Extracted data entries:

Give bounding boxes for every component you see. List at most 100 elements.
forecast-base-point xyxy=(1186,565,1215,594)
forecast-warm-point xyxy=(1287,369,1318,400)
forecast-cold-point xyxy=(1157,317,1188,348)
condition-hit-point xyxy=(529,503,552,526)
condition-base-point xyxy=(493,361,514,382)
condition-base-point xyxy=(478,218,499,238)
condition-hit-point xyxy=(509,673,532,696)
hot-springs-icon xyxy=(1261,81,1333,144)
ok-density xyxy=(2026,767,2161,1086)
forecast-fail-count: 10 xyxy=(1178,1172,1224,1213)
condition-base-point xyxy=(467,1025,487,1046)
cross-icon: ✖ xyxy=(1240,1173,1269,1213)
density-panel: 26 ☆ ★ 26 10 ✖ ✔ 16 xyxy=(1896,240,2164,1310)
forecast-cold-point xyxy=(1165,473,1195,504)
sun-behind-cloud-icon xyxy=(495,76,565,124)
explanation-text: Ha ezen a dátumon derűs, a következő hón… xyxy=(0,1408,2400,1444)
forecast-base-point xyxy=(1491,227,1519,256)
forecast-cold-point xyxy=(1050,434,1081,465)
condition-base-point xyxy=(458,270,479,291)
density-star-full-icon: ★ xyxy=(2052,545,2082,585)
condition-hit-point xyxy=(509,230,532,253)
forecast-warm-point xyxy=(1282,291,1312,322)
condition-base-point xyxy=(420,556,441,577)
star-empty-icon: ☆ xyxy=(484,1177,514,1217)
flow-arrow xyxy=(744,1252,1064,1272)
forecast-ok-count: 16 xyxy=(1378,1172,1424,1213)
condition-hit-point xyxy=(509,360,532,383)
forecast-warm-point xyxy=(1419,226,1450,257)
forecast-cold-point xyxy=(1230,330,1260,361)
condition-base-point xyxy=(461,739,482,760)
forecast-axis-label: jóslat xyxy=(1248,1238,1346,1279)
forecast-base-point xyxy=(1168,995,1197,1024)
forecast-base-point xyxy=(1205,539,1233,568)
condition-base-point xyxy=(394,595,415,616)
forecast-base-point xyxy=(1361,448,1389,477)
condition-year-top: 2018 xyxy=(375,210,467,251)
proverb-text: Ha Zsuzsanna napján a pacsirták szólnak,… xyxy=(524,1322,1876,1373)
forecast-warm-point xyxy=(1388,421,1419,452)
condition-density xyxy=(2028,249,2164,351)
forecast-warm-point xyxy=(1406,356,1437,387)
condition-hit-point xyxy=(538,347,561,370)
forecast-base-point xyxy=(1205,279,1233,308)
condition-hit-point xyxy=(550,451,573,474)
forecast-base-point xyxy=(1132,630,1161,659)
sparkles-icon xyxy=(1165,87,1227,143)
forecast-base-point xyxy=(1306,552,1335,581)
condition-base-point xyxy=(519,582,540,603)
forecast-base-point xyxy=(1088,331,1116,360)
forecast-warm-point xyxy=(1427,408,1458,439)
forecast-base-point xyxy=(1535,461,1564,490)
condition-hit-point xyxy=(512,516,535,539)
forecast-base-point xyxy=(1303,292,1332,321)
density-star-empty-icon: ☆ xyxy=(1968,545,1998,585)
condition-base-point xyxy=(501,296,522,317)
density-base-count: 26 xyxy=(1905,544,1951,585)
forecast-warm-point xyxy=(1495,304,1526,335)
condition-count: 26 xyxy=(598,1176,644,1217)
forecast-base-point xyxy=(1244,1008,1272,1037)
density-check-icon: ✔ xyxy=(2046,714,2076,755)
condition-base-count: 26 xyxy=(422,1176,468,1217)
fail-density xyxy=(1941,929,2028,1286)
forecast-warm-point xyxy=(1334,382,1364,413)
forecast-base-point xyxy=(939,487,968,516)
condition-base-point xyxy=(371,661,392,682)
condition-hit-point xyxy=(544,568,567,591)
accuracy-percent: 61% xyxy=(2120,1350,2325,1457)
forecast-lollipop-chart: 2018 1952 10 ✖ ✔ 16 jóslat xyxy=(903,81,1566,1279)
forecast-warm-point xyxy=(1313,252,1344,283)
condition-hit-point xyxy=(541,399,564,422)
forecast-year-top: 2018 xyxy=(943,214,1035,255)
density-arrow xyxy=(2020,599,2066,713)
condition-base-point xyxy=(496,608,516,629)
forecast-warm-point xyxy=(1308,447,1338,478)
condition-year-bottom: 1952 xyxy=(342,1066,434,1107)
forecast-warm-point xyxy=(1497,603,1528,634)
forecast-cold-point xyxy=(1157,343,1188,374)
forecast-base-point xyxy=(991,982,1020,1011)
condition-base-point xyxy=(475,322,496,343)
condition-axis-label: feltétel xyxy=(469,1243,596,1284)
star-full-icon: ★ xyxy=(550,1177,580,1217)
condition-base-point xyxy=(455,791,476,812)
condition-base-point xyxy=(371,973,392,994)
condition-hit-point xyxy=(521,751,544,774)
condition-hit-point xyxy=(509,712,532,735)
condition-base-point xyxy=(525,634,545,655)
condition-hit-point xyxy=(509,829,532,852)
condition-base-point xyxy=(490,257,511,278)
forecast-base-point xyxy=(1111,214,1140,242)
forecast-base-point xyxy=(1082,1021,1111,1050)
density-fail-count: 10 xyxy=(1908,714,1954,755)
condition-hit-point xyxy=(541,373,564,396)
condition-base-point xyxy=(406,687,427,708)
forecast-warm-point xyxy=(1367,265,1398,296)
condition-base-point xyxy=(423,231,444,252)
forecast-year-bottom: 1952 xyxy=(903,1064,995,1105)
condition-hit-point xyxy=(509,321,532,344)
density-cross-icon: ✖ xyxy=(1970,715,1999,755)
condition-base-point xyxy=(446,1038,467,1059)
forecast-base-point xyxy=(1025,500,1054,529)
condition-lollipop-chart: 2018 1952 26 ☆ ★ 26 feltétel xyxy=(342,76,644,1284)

**THE REQUEST**
Return every line of the listing above, character for character, with nothing changed.

**WORKED SOLUTION**
Give bounding boxes for every component you see. List at most 100 elements.
forecast-base-point xyxy=(1186,565,1215,594)
forecast-warm-point xyxy=(1287,369,1318,400)
forecast-cold-point xyxy=(1157,317,1188,348)
condition-hit-point xyxy=(529,503,552,526)
condition-base-point xyxy=(493,361,514,382)
condition-base-point xyxy=(478,218,499,238)
condition-hit-point xyxy=(509,673,532,696)
hot-springs-icon xyxy=(1261,81,1333,144)
ok-density xyxy=(2026,767,2161,1086)
forecast-fail-count: 10 xyxy=(1178,1172,1224,1213)
condition-base-point xyxy=(467,1025,487,1046)
cross-icon: ✖ xyxy=(1240,1173,1269,1213)
density-panel: 26 ☆ ★ 26 10 ✖ ✔ 16 xyxy=(1896,240,2164,1310)
forecast-cold-point xyxy=(1165,473,1195,504)
sun-behind-cloud-icon xyxy=(495,76,565,124)
explanation-text: Ha ezen a dátumon derűs, a következő hón… xyxy=(0,1408,2400,1444)
forecast-base-point xyxy=(1491,227,1519,256)
forecast-cold-point xyxy=(1050,434,1081,465)
condition-base-point xyxy=(458,270,479,291)
density-star-full-icon: ★ xyxy=(2052,545,2082,585)
condition-hit-point xyxy=(509,230,532,253)
forecast-warm-point xyxy=(1282,291,1312,322)
condition-base-point xyxy=(420,556,441,577)
star-empty-icon: ☆ xyxy=(484,1177,514,1217)
flow-arrow xyxy=(744,1252,1064,1272)
forecast-ok-count: 16 xyxy=(1378,1172,1424,1213)
condition-hit-point xyxy=(509,360,532,383)
forecast-warm-point xyxy=(1419,226,1450,257)
forecast-cold-point xyxy=(1230,330,1260,361)
condition-base-point xyxy=(461,739,482,760)
forecast-axis-label: jóslat xyxy=(1248,1238,1346,1279)
forecast-base-point xyxy=(1168,995,1197,1024)
forecast-base-point xyxy=(1205,539,1233,568)
condition-base-point xyxy=(394,595,415,616)
forecast-base-point xyxy=(1361,448,1389,477)
condition-year-top: 2018 xyxy=(375,210,467,251)
proverb-text: Ha Zsuzsanna napján a pacsirták szólnak,… xyxy=(524,1322,1876,1373)
forecast-warm-point xyxy=(1388,421,1419,452)
condition-density xyxy=(2028,249,2164,351)
forecast-warm-point xyxy=(1406,356,1437,387)
condition-hit-point xyxy=(538,347,561,370)
forecast-base-point xyxy=(1205,279,1233,308)
condition-hit-point xyxy=(550,451,573,474)
forecast-base-point xyxy=(1132,630,1161,659)
sparkles-icon xyxy=(1165,87,1227,143)
forecast-base-point xyxy=(1306,552,1335,581)
condition-base-point xyxy=(519,582,540,603)
forecast-base-point xyxy=(1088,331,1116,360)
forecast-warm-point xyxy=(1427,408,1458,439)
forecast-base-point xyxy=(1535,461,1564,490)
condition-hit-point xyxy=(512,516,535,539)
forecast-base-point xyxy=(1303,292,1332,321)
density-star-empty-icon: ☆ xyxy=(1968,545,1998,585)
condition-base-point xyxy=(501,296,522,317)
density-base-count: 26 xyxy=(1905,544,1951,585)
forecast-warm-point xyxy=(1495,304,1526,335)
condition-count: 26 xyxy=(598,1176,644,1217)
forecast-base-point xyxy=(1244,1008,1272,1037)
density-check-icon: ✔ xyxy=(2046,714,2076,755)
condition-base-count: 26 xyxy=(422,1176,468,1217)
fail-density xyxy=(1941,929,2028,1286)
forecast-warm-point xyxy=(1334,382,1364,413)
forecast-base-point xyxy=(939,487,968,516)
condition-base-point xyxy=(371,661,392,682)
condition-hit-point xyxy=(544,568,567,591)
accuracy-percent: 61% xyxy=(2120,1350,2325,1457)
forecast-lollipop-chart: 2018 1952 10 ✖ ✔ 16 jóslat xyxy=(903,81,1566,1279)
forecast-warm-point xyxy=(1313,252,1344,283)
condition-hit-point xyxy=(541,399,564,422)
forecast-year-top: 2018 xyxy=(943,214,1035,255)
density-arrow xyxy=(2020,599,2066,713)
condition-base-point xyxy=(496,608,516,629)
forecast-warm-point xyxy=(1308,447,1338,478)
condition-year-bottom: 1952 xyxy=(342,1066,434,1107)
forecast-warm-point xyxy=(1497,603,1528,634)
forecast-cold-point xyxy=(1157,343,1188,374)
forecast-base-point xyxy=(991,982,1020,1011)
condition-base-point xyxy=(475,322,496,343)
condition-axis-label: feltétel xyxy=(469,1243,596,1284)
star-full-icon: ★ xyxy=(550,1177,580,1217)
condition-base-point xyxy=(455,791,476,812)
condition-base-point xyxy=(371,973,392,994)
condition-hit-point xyxy=(521,751,544,774)
condition-hit-point xyxy=(509,712,532,735)
condition-base-point xyxy=(525,634,545,655)
condition-hit-point xyxy=(509,829,532,852)
condition-base-point xyxy=(490,257,511,278)
forecast-base-point xyxy=(1111,214,1140,242)
forecast-base-point xyxy=(1082,1021,1111,1050)
density-fail-count: 10 xyxy=(1908,714,1954,755)
condition-hit-point xyxy=(541,373,564,396)
condition-base-point xyxy=(406,687,427,708)
forecast-warm-point xyxy=(1367,265,1398,296)
condition-base-point xyxy=(423,231,444,252)
forecast-year-bottom: 1952 xyxy=(903,1064,995,1105)
condition-hit-point xyxy=(509,321,532,344)
density-cross-icon: ✖ xyxy=(1970,715,1999,755)
condition-base-point xyxy=(446,1038,467,1059)
forecast-base-point xyxy=(1025,500,1054,529)
condition-lollipop-chart: 2018 1952 26 ☆ ★ 26 feltétel xyxy=(342,76,644,1284)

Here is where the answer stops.